__EXERCISE REQUIREMENTS__
Could you give the stretch from the start of the material through the line containing "path-value: u/henri/amusing_script: [1205, 158, 1523, 205]" again, updating "reload-button" to "refresh-button" and keeping everything else unchanged?
******
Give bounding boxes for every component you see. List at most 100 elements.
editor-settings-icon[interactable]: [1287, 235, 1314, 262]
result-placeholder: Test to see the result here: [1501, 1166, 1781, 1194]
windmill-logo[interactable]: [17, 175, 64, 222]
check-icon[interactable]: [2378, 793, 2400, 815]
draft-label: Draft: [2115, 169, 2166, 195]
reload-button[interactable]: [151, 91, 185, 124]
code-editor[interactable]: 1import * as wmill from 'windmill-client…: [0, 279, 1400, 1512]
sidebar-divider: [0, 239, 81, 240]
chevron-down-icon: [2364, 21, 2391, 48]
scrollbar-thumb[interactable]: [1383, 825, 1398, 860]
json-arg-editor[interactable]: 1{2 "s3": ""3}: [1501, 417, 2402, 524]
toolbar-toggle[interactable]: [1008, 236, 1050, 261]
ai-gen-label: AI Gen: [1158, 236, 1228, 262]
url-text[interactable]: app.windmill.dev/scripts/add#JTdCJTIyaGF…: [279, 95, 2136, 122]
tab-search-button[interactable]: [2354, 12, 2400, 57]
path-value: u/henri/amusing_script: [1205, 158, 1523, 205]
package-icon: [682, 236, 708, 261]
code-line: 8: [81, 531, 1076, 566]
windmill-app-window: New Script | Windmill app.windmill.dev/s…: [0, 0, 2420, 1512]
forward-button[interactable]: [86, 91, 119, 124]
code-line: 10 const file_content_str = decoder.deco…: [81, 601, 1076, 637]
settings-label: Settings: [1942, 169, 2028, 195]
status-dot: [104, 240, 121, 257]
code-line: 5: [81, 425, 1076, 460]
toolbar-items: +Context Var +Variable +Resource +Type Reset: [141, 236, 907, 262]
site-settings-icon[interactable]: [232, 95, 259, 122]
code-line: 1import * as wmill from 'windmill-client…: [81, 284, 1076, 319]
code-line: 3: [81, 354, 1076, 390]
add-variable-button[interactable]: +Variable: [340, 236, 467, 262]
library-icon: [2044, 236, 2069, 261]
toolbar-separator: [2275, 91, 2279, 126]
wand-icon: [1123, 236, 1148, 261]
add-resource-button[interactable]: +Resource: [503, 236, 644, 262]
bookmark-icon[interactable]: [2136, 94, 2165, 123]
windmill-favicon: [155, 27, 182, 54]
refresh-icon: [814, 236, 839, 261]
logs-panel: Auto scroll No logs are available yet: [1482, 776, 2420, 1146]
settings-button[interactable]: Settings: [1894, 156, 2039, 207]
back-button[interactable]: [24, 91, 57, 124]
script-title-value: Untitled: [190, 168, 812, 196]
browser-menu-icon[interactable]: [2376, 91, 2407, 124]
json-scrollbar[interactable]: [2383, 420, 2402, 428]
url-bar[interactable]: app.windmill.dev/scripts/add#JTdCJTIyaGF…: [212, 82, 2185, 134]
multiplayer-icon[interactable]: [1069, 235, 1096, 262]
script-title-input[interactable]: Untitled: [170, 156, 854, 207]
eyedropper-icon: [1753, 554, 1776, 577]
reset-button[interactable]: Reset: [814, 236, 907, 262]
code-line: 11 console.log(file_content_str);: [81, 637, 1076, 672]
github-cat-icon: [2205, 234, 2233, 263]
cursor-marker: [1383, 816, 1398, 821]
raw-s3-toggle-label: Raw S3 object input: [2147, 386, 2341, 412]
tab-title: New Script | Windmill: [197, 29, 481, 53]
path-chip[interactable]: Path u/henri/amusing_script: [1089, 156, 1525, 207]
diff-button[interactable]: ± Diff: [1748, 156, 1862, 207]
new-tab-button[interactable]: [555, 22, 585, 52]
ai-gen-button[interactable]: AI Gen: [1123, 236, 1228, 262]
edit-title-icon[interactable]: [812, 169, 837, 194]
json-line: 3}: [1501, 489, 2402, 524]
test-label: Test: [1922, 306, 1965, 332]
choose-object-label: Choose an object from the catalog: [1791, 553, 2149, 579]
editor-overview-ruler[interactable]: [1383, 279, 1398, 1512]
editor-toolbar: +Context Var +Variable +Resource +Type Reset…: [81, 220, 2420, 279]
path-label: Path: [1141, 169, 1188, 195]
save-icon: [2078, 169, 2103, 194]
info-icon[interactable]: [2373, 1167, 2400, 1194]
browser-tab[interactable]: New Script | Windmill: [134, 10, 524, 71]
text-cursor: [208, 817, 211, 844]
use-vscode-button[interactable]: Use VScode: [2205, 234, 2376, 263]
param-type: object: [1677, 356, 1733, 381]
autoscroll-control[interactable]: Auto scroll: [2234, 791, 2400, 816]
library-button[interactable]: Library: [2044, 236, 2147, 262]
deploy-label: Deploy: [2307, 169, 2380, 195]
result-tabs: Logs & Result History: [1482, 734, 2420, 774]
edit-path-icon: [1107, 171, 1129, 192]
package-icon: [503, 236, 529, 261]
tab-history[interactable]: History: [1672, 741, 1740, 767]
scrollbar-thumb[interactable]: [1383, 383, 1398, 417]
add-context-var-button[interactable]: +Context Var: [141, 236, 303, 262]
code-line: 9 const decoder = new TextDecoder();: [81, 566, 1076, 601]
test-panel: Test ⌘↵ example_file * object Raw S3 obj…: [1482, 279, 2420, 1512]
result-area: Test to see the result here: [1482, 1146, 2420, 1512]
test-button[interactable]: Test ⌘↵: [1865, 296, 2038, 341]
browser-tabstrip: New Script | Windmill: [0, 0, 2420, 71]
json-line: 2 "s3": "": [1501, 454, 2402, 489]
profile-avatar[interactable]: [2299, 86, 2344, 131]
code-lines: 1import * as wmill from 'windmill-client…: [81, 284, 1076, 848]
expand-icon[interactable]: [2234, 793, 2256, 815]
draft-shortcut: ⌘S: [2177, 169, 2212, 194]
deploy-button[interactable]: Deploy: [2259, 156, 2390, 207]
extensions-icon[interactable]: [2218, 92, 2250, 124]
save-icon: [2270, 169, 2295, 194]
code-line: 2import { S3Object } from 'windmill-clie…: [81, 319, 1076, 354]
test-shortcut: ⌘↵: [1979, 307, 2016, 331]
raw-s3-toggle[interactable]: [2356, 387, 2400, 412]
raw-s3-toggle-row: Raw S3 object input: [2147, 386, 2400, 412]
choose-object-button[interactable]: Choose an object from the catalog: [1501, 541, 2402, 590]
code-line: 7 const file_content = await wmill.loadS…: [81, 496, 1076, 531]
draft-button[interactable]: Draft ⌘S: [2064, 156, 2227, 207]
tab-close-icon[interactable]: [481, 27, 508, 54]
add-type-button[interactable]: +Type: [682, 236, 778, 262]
******
__COMPLETED TASK__
Give bounding boxes for every component you see. List at most 100 elements.
editor-settings-icon[interactable]: [1287, 235, 1314, 262]
result-placeholder: Test to see the result here: [1501, 1166, 1781, 1194]
windmill-logo[interactable]: [17, 175, 64, 222]
check-icon[interactable]: [2378, 793, 2400, 815]
draft-label: Draft: [2115, 169, 2166, 195]
refresh-button[interactable]: [151, 91, 185, 124]
code-editor[interactable]: 1import * as wmill from 'windmill-client…: [0, 279, 1400, 1512]
sidebar-divider: [0, 239, 81, 240]
chevron-down-icon: [2364, 21, 2391, 48]
scrollbar-thumb[interactable]: [1383, 825, 1398, 860]
json-arg-editor[interactable]: 1{2 "s3": ""3}: [1501, 417, 2402, 524]
toolbar-toggle[interactable]: [1008, 236, 1050, 261]
ai-gen-label: AI Gen: [1158, 236, 1228, 262]
url-text[interactable]: app.windmill.dev/scripts/add#JTdCJTIyaGF…: [279, 95, 2136, 122]
tab-search-button[interactable]: [2354, 12, 2400, 57]
path-value: u/henri/amusing_script: [1205, 158, 1523, 205]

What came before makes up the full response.